Read the records below and copy each line that contains "felfelé".
++++++
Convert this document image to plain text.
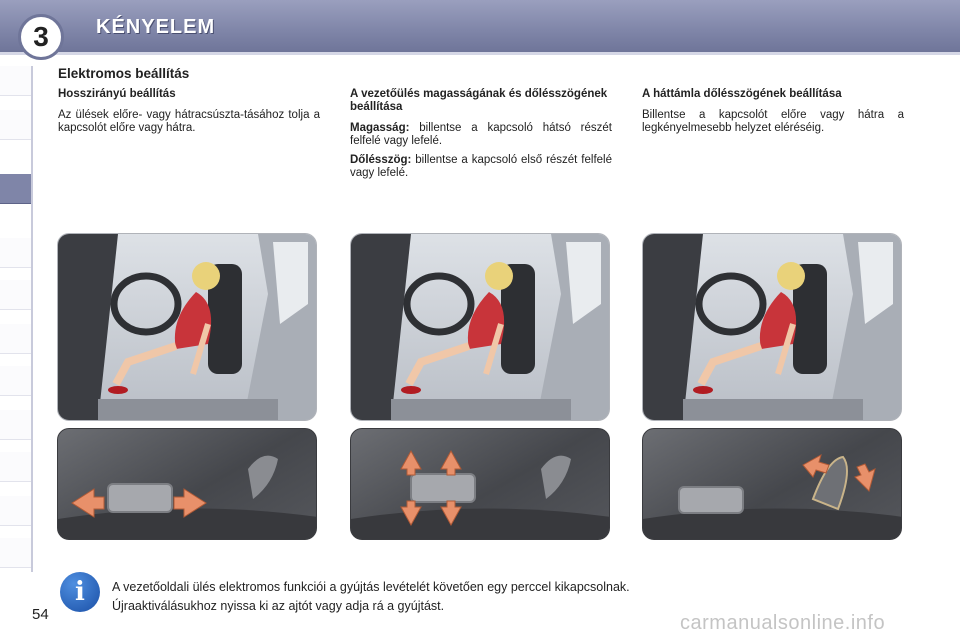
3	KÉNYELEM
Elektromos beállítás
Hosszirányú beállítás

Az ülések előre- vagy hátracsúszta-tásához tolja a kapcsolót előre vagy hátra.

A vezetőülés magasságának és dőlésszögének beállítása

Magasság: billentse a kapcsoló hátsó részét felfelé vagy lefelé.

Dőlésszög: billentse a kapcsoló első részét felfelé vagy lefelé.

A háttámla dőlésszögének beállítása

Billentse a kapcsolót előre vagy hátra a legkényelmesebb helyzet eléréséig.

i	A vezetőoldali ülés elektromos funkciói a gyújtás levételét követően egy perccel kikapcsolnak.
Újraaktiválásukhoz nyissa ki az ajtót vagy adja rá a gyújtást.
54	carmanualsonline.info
++++++
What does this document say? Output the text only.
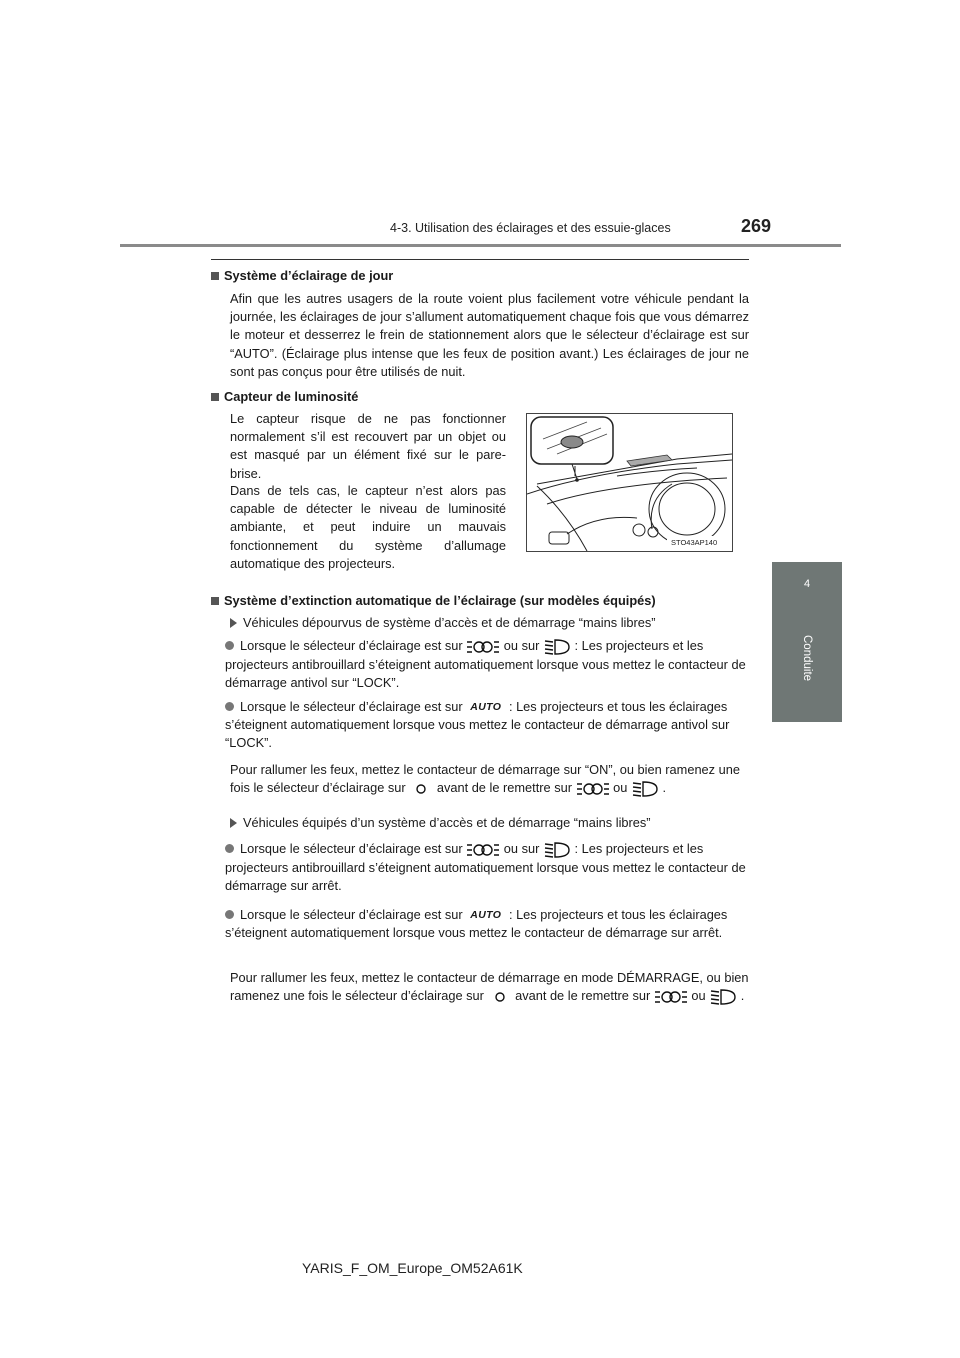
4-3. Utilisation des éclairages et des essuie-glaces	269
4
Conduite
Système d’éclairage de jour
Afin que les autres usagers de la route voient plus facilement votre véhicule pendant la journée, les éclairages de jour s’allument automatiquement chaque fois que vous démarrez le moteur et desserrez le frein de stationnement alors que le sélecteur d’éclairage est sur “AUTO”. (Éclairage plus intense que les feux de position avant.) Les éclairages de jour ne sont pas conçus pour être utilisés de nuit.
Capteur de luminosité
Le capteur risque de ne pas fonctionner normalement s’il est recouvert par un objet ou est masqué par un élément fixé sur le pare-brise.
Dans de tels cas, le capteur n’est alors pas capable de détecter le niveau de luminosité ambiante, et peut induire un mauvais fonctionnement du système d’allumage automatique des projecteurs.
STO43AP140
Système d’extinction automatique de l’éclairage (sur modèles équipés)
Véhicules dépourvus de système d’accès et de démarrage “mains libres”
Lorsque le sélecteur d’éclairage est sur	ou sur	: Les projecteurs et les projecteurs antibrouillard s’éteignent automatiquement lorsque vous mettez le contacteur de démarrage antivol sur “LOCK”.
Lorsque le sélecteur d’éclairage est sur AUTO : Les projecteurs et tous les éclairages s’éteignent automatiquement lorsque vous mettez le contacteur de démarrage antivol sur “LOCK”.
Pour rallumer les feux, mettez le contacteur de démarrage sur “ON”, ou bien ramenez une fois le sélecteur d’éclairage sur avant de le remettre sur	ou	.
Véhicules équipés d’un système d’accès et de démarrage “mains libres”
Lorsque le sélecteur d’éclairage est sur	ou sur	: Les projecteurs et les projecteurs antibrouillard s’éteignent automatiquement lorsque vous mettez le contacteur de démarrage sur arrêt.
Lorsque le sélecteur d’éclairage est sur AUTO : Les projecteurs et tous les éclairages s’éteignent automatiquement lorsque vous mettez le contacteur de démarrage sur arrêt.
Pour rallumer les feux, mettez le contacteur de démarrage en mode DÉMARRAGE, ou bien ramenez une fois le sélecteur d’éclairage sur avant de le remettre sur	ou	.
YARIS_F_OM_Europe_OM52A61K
++++++
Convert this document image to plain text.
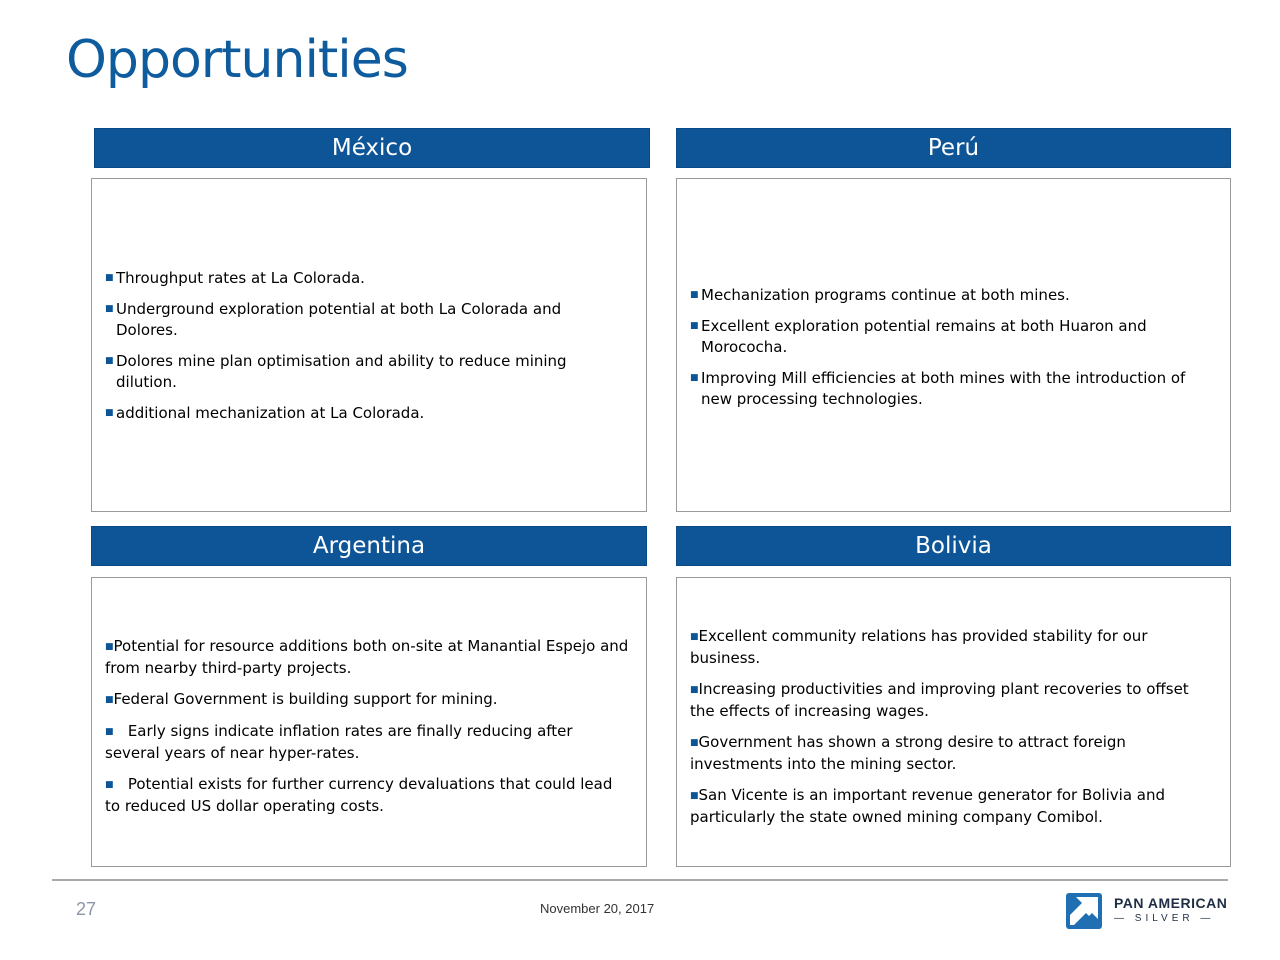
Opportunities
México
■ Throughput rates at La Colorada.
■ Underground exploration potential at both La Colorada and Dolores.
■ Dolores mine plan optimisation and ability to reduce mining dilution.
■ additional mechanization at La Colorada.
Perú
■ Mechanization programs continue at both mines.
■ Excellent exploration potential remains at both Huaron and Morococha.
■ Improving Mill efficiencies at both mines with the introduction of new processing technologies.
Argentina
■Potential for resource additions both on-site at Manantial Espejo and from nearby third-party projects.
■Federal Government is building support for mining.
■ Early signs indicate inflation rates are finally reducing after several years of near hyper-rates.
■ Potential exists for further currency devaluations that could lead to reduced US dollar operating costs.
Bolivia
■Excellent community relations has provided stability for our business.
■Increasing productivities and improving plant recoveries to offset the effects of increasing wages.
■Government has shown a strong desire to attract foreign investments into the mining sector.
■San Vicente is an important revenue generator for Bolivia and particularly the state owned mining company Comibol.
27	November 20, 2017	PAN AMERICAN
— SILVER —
++++++
__RESULT FOR THIS TASK__.
Magasság: billentse a kapcsoló hátsó részét felfelé vagy lefelé.
Dőlésszög: billentse a kapcsoló első részét felfelé vagy lefelé.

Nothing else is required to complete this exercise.